--- START OF DATA SHOWN ---

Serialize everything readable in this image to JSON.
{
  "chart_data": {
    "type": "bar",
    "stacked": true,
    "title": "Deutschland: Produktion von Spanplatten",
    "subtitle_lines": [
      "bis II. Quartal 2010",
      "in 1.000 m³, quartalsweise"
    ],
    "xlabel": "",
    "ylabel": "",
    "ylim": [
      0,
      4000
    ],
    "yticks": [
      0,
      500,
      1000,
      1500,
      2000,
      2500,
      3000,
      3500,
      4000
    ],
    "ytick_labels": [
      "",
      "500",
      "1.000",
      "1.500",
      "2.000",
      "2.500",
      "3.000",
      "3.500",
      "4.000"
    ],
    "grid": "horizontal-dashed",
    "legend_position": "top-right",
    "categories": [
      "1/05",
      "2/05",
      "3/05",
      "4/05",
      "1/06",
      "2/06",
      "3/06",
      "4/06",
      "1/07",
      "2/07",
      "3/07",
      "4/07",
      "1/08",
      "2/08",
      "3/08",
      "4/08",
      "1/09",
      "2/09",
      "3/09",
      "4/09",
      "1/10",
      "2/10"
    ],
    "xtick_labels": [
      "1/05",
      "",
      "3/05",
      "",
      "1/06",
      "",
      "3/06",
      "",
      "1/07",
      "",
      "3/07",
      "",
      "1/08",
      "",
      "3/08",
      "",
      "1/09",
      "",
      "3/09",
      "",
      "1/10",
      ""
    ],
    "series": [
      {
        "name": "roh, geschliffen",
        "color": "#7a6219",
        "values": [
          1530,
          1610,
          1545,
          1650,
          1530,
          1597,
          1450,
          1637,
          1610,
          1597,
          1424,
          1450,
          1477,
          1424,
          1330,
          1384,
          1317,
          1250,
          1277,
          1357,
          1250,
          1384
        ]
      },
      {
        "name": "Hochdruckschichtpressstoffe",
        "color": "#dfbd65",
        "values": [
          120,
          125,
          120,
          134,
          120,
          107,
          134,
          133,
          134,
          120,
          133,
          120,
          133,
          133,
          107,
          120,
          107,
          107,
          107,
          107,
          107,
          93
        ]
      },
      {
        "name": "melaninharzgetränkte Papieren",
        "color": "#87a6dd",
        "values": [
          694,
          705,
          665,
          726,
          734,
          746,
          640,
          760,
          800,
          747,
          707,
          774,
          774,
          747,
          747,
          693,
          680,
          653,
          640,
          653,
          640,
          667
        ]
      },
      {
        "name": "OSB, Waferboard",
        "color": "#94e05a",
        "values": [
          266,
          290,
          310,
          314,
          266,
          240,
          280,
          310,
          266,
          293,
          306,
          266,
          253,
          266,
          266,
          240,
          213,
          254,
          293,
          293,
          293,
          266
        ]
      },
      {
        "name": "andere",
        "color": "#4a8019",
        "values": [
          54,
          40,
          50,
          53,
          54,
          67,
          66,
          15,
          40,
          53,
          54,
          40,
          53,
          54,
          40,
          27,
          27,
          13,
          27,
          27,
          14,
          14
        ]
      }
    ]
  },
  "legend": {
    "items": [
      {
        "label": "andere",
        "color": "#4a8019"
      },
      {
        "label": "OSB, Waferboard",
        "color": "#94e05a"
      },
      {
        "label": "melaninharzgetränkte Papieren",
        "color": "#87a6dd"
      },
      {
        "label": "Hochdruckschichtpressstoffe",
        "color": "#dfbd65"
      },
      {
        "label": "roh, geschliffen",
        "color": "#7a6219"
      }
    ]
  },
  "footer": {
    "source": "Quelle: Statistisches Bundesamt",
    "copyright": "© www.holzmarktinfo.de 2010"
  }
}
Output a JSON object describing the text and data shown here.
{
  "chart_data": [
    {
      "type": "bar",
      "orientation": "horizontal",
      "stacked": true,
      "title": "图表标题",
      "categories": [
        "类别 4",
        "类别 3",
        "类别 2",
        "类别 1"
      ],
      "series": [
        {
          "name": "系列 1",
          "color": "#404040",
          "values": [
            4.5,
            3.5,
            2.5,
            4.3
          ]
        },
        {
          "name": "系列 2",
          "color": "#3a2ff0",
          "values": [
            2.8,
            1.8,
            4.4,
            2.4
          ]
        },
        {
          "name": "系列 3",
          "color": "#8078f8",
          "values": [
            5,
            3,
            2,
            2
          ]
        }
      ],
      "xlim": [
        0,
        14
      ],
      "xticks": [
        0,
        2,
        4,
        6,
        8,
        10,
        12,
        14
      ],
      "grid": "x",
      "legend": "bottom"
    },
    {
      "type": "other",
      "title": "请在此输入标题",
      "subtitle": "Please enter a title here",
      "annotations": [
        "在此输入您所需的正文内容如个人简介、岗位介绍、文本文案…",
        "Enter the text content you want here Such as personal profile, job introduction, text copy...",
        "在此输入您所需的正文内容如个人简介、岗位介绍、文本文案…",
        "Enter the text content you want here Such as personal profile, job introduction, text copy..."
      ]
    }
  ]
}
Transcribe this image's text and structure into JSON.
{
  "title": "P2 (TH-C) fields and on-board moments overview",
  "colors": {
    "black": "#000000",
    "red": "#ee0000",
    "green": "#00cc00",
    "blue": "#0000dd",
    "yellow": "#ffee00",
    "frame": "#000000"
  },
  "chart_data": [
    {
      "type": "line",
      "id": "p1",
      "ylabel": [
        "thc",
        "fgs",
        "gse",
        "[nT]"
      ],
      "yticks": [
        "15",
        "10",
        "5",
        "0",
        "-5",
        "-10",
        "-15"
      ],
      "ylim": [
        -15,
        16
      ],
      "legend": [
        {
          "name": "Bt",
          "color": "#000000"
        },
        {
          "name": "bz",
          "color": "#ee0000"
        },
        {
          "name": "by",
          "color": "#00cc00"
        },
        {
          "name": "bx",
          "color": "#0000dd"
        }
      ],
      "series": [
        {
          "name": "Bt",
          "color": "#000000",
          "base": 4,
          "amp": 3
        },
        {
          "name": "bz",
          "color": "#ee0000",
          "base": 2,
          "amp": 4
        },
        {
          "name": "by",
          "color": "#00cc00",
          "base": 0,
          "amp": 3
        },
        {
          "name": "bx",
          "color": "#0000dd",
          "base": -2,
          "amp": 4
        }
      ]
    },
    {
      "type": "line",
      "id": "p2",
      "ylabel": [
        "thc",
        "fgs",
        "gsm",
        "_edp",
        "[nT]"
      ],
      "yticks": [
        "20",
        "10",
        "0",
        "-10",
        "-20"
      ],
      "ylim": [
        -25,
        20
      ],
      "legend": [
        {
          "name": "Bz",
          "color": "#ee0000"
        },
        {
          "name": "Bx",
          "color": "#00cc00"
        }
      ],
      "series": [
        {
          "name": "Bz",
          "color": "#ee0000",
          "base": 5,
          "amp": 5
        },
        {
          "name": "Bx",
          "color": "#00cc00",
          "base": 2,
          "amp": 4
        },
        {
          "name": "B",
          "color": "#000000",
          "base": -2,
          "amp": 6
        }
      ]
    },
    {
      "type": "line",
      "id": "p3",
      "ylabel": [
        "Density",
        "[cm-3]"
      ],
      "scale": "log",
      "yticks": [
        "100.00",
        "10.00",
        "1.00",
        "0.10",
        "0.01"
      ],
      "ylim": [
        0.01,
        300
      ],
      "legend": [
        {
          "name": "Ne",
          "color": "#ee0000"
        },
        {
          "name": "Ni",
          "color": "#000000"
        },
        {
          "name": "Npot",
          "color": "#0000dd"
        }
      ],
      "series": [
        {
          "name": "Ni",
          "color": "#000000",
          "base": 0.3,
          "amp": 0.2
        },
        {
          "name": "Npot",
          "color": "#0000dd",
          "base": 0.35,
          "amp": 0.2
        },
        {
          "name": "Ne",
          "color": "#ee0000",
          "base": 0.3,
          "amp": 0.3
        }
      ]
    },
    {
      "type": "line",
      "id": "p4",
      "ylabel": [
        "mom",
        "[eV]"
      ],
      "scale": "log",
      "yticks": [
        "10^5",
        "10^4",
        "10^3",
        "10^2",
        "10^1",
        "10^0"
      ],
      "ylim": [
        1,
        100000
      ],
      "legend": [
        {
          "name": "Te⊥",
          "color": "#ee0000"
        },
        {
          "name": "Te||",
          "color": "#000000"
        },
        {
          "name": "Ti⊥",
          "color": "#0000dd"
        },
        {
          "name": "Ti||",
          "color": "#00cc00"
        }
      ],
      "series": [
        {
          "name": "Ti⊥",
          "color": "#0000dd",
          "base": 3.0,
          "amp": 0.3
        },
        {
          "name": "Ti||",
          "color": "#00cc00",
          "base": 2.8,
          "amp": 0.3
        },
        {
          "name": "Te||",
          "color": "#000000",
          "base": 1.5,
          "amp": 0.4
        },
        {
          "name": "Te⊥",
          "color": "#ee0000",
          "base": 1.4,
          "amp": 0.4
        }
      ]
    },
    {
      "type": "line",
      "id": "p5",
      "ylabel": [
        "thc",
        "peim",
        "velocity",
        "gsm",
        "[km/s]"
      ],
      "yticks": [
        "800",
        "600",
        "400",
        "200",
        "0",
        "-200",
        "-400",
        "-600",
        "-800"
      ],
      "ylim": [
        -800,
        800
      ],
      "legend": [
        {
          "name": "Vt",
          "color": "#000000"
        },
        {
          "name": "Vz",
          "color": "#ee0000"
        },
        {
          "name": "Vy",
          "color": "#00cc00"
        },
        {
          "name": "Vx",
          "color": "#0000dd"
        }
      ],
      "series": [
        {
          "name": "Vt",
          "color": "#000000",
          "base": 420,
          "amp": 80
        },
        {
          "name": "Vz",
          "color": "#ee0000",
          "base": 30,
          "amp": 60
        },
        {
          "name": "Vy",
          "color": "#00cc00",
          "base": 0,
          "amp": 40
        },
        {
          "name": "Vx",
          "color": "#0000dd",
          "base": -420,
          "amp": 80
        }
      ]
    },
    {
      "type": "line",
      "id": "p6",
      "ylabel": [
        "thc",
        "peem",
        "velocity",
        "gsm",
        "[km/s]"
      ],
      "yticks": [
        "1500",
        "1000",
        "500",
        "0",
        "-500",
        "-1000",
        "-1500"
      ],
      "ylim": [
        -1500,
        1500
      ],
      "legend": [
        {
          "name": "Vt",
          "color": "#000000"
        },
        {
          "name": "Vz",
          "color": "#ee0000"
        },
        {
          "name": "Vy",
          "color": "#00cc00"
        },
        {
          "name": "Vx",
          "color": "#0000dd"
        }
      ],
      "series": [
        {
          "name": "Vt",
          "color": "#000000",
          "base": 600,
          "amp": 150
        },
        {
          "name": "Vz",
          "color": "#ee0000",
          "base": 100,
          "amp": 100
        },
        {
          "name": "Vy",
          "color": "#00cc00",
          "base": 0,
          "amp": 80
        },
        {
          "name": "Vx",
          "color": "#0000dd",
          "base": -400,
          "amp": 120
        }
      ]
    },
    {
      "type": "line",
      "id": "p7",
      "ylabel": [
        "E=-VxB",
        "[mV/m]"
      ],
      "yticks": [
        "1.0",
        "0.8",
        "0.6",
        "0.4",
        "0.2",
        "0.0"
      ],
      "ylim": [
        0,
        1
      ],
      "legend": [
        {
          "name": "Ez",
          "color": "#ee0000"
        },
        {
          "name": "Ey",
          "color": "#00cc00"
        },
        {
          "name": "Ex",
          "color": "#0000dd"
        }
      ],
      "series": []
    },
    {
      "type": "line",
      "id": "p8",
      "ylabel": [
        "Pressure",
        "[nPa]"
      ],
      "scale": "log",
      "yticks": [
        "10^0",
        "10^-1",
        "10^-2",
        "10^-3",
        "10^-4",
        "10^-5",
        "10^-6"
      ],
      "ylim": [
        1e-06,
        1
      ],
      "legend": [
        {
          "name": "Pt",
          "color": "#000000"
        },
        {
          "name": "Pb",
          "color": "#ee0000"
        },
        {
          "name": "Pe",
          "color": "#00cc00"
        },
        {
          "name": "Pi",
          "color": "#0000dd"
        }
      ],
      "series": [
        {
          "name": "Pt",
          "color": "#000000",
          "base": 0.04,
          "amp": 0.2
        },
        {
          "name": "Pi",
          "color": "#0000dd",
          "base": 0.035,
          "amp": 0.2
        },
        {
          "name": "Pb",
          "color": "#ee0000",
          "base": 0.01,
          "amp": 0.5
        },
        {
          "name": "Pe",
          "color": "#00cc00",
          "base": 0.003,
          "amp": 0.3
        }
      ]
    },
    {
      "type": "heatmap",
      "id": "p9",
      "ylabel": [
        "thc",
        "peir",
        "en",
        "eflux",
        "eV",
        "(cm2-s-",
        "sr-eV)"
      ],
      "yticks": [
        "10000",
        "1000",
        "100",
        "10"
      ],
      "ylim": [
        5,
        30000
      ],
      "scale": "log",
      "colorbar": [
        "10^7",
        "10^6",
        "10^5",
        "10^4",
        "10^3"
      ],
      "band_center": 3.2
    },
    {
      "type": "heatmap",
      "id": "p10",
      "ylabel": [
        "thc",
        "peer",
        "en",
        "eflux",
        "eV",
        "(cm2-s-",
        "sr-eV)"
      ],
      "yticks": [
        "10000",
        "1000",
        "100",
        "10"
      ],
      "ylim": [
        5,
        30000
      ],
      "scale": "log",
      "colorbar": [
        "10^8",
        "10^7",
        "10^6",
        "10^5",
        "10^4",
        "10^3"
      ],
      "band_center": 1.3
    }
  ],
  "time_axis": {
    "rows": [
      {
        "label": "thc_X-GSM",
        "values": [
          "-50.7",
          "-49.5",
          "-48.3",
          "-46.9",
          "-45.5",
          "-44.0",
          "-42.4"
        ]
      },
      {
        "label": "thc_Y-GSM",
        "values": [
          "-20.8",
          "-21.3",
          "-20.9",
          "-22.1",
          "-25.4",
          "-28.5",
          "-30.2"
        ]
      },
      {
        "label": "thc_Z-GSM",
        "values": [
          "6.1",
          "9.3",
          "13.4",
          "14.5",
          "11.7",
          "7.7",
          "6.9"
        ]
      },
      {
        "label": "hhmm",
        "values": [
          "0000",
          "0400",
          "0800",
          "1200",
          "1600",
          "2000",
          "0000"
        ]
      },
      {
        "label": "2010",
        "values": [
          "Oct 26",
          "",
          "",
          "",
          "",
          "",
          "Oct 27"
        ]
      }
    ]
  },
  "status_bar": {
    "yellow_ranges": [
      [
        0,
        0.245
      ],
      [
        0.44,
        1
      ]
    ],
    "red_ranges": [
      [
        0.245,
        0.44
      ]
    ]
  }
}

--- END OF DATA SHOWN ---

→ SHORT PROBLEM:
Looking at the records above, work out how many lines include the word "Hochdruckschichtpressstoffe", then give that number by itself.

→ EXERCISE SOLUTION:
2